_Part of a data file:_
■ ■ ■ ■
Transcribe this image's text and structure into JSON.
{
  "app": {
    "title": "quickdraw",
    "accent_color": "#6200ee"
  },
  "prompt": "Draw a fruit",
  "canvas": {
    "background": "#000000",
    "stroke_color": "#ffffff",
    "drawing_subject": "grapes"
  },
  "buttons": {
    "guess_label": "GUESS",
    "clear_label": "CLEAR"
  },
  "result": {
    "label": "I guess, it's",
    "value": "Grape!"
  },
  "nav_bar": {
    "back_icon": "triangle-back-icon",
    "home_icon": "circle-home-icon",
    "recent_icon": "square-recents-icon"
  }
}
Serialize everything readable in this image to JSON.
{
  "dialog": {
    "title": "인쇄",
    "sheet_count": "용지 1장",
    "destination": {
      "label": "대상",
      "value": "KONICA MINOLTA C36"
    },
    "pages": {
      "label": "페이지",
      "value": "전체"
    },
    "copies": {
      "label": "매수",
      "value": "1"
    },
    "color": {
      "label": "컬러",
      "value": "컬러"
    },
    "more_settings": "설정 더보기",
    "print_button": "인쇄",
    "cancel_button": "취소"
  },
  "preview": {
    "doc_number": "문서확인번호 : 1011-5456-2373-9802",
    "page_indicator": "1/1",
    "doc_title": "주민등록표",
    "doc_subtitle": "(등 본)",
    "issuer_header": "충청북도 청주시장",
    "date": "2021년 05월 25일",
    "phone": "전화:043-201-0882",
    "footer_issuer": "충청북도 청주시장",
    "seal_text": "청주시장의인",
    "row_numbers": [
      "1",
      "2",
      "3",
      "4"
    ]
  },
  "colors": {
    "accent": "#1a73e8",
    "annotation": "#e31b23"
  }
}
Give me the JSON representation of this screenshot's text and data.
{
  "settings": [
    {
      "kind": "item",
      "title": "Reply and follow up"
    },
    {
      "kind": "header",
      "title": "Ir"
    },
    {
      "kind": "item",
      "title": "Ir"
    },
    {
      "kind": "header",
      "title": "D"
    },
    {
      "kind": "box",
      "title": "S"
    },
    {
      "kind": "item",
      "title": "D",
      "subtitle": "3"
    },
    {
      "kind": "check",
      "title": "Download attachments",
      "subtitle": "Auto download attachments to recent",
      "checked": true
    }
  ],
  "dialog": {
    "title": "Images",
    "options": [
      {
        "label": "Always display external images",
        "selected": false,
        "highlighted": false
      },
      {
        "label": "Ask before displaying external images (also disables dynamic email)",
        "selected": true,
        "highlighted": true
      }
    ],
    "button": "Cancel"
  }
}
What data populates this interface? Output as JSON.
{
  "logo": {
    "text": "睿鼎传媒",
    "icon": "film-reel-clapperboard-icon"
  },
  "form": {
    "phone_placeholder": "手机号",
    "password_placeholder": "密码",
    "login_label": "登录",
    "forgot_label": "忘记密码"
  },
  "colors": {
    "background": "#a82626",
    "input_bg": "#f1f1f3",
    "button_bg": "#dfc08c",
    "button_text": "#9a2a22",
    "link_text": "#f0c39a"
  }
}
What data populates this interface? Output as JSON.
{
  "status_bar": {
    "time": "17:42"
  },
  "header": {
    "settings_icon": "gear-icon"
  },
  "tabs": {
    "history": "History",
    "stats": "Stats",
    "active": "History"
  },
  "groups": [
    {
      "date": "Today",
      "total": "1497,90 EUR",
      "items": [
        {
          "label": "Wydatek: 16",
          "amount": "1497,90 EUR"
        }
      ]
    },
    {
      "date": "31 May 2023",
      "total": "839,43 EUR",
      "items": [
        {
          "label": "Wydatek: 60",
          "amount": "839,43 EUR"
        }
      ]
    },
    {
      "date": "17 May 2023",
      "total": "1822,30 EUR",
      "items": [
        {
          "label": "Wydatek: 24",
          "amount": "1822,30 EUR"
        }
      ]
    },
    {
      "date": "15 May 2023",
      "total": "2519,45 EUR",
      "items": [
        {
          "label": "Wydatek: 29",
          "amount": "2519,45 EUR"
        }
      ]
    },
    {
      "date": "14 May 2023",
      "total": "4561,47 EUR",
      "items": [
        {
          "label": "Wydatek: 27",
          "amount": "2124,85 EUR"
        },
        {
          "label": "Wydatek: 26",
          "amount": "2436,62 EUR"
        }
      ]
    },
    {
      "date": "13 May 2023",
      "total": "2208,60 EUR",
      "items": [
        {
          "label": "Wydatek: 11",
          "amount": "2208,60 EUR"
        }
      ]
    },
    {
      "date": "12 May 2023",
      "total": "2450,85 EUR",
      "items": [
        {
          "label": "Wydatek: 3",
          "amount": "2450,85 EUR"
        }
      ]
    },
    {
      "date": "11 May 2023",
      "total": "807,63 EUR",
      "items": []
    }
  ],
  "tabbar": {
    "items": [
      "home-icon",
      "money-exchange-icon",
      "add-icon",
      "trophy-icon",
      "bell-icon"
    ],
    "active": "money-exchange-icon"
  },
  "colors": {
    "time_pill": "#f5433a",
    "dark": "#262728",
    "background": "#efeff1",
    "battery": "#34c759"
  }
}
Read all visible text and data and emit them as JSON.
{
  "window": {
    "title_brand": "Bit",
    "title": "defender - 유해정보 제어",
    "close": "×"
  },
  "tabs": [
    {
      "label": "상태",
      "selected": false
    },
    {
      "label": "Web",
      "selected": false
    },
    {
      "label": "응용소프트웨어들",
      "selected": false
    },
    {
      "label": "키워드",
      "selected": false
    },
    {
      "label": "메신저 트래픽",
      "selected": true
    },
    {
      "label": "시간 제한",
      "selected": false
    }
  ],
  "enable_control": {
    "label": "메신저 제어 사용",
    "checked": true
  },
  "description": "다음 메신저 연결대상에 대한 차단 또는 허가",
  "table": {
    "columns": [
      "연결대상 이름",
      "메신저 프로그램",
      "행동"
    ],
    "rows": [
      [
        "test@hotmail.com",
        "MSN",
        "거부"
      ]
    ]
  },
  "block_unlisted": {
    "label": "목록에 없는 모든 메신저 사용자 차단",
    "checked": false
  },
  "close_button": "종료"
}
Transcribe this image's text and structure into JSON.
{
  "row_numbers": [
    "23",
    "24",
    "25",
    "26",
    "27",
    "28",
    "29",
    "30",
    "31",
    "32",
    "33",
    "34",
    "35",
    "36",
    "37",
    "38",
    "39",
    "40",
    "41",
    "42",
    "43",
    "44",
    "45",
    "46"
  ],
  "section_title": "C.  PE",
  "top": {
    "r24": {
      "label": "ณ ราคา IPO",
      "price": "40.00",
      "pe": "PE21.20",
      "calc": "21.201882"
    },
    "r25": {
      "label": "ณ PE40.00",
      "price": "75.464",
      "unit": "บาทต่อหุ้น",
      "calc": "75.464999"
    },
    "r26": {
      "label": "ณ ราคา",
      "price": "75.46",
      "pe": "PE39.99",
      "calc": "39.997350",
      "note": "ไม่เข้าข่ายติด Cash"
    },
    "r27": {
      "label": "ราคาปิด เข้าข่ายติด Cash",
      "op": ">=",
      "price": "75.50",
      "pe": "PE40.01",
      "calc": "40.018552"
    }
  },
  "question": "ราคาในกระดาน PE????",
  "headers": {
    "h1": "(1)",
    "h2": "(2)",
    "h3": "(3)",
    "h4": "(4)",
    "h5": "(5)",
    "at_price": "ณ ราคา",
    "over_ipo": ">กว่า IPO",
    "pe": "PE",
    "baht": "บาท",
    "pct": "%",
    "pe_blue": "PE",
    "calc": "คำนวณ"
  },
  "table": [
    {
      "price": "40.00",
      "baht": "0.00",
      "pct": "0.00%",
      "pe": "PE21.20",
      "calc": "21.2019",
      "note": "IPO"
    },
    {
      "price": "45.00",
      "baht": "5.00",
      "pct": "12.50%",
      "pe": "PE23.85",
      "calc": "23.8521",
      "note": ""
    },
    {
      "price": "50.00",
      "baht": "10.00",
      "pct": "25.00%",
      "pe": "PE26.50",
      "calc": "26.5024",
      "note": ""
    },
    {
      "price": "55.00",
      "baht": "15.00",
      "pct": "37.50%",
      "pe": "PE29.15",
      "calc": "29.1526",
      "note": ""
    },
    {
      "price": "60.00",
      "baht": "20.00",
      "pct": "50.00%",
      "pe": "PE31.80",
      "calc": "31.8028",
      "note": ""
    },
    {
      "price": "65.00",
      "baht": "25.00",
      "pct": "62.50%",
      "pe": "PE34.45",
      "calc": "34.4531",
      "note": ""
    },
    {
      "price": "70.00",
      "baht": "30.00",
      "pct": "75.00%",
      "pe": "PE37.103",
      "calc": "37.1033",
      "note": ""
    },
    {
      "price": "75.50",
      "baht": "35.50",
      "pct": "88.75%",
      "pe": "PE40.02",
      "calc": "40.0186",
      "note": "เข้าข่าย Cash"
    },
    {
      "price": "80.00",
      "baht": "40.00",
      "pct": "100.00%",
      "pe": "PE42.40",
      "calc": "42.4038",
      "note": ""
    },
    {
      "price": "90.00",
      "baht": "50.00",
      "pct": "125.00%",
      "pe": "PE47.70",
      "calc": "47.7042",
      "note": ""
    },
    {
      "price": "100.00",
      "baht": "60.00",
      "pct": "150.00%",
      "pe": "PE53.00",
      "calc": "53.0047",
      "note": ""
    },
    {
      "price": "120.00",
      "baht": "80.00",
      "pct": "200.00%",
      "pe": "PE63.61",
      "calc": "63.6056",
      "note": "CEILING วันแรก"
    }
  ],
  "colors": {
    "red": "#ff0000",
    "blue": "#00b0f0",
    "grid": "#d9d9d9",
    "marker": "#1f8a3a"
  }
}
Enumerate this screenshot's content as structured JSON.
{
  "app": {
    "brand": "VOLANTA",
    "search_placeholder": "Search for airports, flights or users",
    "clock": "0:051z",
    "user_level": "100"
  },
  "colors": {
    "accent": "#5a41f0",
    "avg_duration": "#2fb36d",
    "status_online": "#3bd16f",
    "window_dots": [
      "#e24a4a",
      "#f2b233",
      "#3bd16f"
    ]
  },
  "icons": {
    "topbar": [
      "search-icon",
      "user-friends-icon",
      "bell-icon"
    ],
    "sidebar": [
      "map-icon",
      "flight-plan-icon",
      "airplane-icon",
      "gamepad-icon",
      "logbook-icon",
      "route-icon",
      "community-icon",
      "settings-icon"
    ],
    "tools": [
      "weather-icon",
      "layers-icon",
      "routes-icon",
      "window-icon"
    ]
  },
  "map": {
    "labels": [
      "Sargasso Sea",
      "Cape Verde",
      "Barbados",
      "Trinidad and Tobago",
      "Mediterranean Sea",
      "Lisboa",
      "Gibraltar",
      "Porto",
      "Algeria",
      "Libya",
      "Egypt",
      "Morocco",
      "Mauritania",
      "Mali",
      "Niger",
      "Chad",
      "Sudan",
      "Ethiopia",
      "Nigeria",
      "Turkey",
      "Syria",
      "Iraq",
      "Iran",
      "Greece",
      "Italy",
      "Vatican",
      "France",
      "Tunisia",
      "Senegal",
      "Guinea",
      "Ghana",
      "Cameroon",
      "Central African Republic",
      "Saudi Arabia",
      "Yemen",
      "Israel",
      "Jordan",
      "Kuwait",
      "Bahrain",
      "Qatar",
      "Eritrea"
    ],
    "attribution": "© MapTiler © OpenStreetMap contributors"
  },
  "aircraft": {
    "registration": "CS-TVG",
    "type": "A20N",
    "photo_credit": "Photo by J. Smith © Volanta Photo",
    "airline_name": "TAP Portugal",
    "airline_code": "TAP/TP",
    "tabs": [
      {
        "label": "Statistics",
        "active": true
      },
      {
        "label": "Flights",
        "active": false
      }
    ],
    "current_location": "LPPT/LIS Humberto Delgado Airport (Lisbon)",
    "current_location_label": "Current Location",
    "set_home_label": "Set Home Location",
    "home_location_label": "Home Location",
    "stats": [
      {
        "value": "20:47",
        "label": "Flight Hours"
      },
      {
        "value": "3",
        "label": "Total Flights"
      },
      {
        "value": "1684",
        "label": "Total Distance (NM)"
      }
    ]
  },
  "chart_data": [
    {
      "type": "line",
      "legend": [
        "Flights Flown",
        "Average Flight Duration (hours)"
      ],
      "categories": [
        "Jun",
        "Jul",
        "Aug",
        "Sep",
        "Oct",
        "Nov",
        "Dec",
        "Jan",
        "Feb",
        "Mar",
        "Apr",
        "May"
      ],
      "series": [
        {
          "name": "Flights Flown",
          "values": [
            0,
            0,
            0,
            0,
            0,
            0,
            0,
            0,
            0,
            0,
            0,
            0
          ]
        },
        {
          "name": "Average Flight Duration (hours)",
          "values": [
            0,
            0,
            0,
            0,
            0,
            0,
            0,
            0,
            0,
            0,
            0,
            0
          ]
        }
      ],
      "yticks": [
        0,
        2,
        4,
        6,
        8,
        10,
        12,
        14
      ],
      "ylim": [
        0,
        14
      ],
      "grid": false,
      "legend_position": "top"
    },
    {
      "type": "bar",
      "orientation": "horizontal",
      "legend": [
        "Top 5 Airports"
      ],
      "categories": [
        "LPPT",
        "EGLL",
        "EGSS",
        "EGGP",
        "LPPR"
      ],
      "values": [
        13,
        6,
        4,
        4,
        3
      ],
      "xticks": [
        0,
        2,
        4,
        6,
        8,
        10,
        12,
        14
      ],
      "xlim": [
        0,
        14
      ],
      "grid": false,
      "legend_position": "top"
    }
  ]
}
■ ■ ■ ■
_Problem requirements:_
Copy the lines from the entries above in which the word "amount" appears.

_Written answer:_
          "amount": "1497,90 EUR"
          "amount": "839,43 EUR"
          "amount": "1822,30 EUR"
          "amount": "2519,45 EUR"
          "amount": "2124,85 EUR"
          "amount": "2436,62 EUR"
          "amount": "2208,60 EUR"
          "amount": "2450,85 EUR"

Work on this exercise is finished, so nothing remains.